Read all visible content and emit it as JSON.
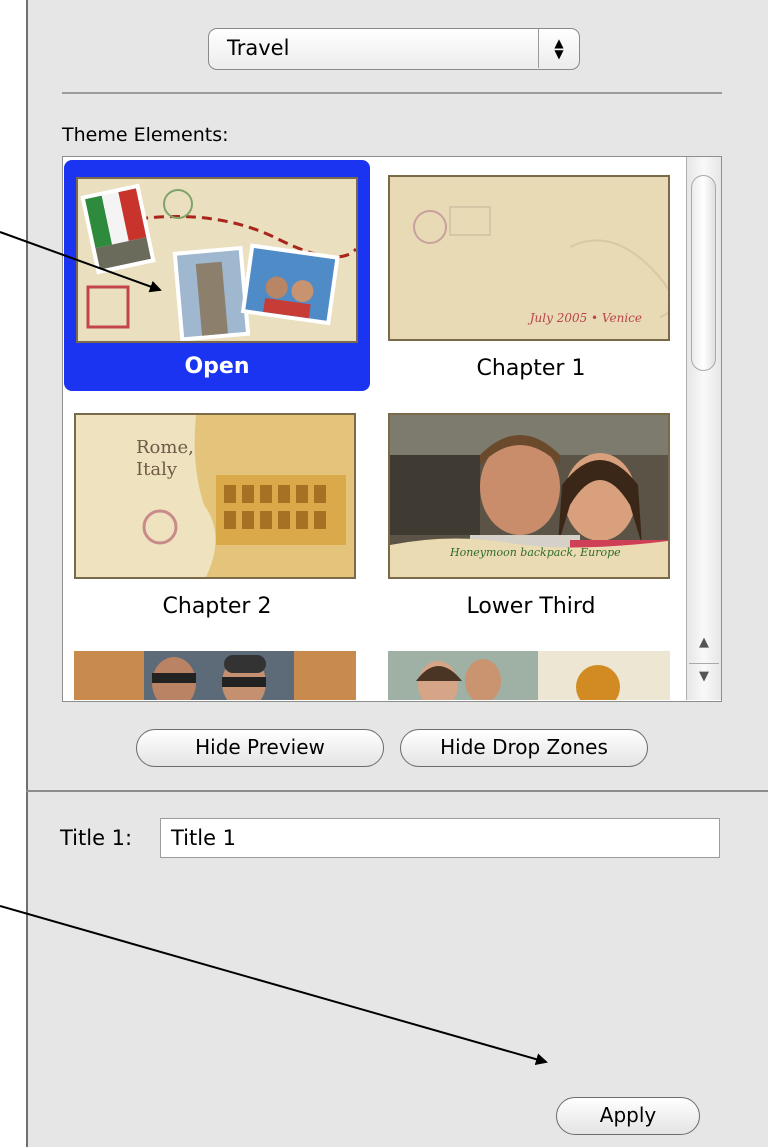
{
  "theme_select": {
    "value": "Travel",
    "stepper_up": "▲",
    "stepper_down": "▼"
  },
  "theme_elements": {
    "label": "Theme Elements:",
    "items": [
      {
        "label": "Open",
        "selected": true
      },
      {
        "label": "Chapter 1",
        "selected": false,
        "caption": "July 2005 • Venice"
      },
      {
        "label": "Chapter 2",
        "selected": false,
        "caption": "Rome, Italy"
      },
      {
        "label": "Lower Third",
        "selected": false,
        "caption": "Honeymoon backpack, Europe"
      }
    ]
  },
  "scrollbar": {
    "up": "▲",
    "down": "▼"
  },
  "buttons": {
    "hide_preview": "Hide Preview",
    "hide_drop_zones": "Hide Drop Zones",
    "apply": "Apply"
  },
  "title_field": {
    "label": "Title 1:",
    "value": "Title 1"
  },
  "colors": {
    "selection": "#1a34f2",
    "panel": "#e6e6e6",
    "parchment": "#e9dcb8"
  }
}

▸ **Aim**:
Using the material above, retype each entry exactly and omit the pictures.

▸ **Correct response**:
Read all visible content and emit it as JSON.
{
  "theme_select": {
    "value": "Travel",
    "stepper_up": "▲",
    "stepper_down": "▼"
  },
  "theme_elements": {
    "label": "Theme Elements:",
    "items": [
      {
        "label": "Open",
        "selected": true
      },
      {
        "label": "Chapter 1",
        "selected": false,
        "caption": "July 2005 • Venice"
      },
      {
        "label": "Chapter 2",
        "selected": false,
        "caption": "Rome, Italy"
      },
      {
        "label": "Lower Third",
        "selected": false,
        "caption": "Honeymoon backpack, Europe"
      }
    ]
  },
  "scrollbar": {
    "up": "▲",
    "down": "▼"
  },
  "buttons": {
    "hide_preview": "Hide Preview",
    "hide_drop_zones": "Hide Drop Zones",
    "apply": "Apply"
  },
  "title_field": {
    "label": "Title 1:",
    "value": "Title 1"
  },
  "colors": {
    "selection": "#1a34f2",
    "panel": "#e6e6e6",
    "parchment": "#e9dcb8"
  }
}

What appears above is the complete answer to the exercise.